Given problem | Using the entries that follow, collect the lines where the word "letter" appears.

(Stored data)
/---

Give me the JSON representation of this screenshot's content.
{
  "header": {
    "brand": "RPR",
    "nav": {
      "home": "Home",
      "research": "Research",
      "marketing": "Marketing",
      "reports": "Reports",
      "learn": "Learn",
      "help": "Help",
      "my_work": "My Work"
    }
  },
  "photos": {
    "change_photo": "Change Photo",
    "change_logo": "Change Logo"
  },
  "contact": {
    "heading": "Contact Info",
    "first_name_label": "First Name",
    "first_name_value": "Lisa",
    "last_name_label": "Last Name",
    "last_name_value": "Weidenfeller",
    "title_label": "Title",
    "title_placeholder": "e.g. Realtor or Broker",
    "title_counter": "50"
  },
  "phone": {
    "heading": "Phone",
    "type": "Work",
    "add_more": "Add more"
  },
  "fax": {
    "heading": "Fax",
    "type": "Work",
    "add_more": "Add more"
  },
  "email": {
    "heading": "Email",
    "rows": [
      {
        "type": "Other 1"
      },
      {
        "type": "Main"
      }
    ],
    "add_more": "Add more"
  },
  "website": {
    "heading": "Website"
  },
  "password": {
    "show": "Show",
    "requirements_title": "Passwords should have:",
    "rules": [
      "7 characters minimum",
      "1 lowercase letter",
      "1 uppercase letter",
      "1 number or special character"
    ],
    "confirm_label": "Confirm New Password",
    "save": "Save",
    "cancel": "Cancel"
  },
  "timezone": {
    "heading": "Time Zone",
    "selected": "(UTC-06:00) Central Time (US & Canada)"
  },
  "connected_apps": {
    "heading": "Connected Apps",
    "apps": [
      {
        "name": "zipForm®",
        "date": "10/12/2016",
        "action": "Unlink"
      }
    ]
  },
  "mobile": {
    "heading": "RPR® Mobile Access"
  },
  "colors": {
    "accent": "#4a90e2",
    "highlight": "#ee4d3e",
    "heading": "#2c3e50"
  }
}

\---
/---

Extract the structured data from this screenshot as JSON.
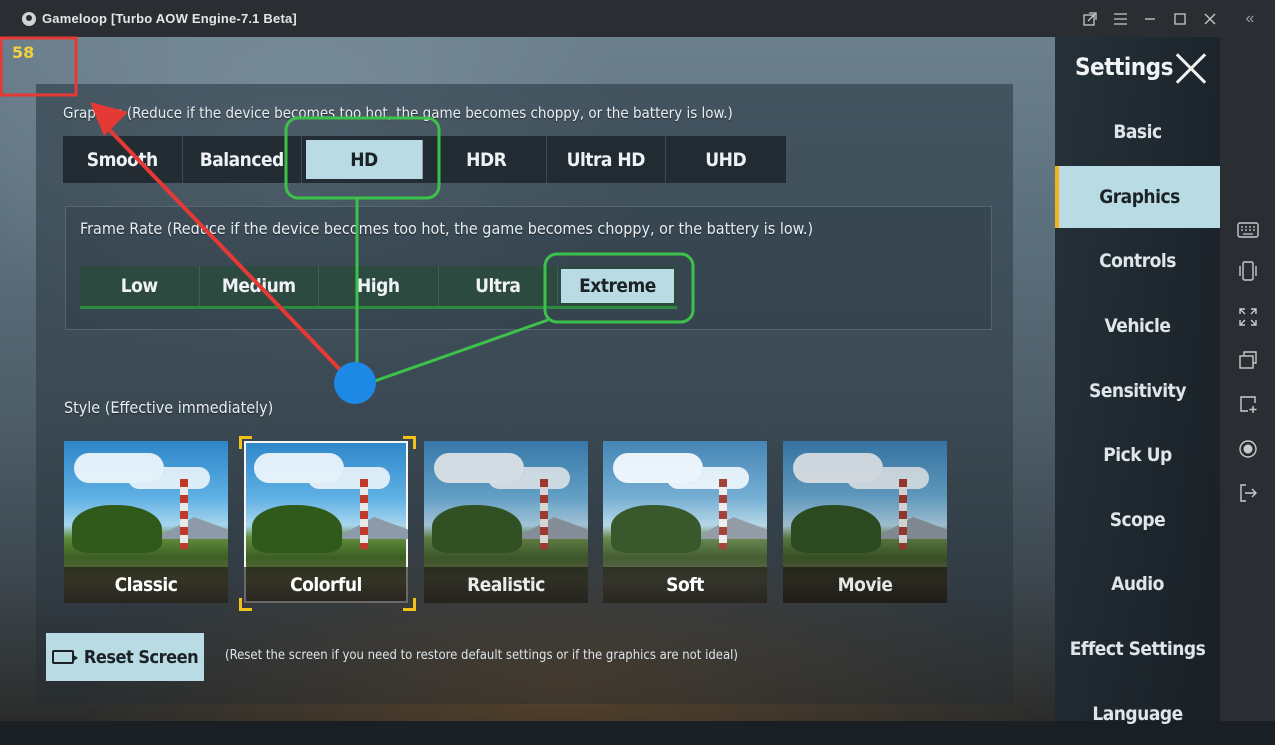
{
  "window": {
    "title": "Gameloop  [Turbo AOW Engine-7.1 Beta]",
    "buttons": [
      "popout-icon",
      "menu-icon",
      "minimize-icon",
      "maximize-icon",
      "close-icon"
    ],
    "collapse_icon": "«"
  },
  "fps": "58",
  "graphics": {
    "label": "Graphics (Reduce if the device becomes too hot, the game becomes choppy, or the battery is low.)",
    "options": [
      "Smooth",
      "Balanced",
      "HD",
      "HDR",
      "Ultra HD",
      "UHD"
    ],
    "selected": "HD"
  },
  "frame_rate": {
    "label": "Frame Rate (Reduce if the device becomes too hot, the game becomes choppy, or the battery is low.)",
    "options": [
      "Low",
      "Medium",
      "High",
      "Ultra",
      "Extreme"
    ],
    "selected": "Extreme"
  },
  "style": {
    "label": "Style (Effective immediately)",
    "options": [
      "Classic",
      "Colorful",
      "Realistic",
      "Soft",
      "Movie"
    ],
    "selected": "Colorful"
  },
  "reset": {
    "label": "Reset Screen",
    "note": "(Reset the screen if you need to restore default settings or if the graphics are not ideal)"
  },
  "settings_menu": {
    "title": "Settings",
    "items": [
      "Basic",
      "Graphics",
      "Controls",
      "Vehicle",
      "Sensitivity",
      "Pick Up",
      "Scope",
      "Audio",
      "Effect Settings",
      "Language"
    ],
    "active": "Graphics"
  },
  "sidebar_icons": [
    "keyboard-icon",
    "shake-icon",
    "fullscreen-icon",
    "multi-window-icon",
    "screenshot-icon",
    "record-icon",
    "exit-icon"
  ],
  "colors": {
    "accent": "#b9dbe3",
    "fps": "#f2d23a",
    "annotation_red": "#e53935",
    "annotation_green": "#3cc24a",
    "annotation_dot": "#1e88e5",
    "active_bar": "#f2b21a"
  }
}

\---

Problem solution |
      "1 lowercase letter",
      "1 uppercase letter",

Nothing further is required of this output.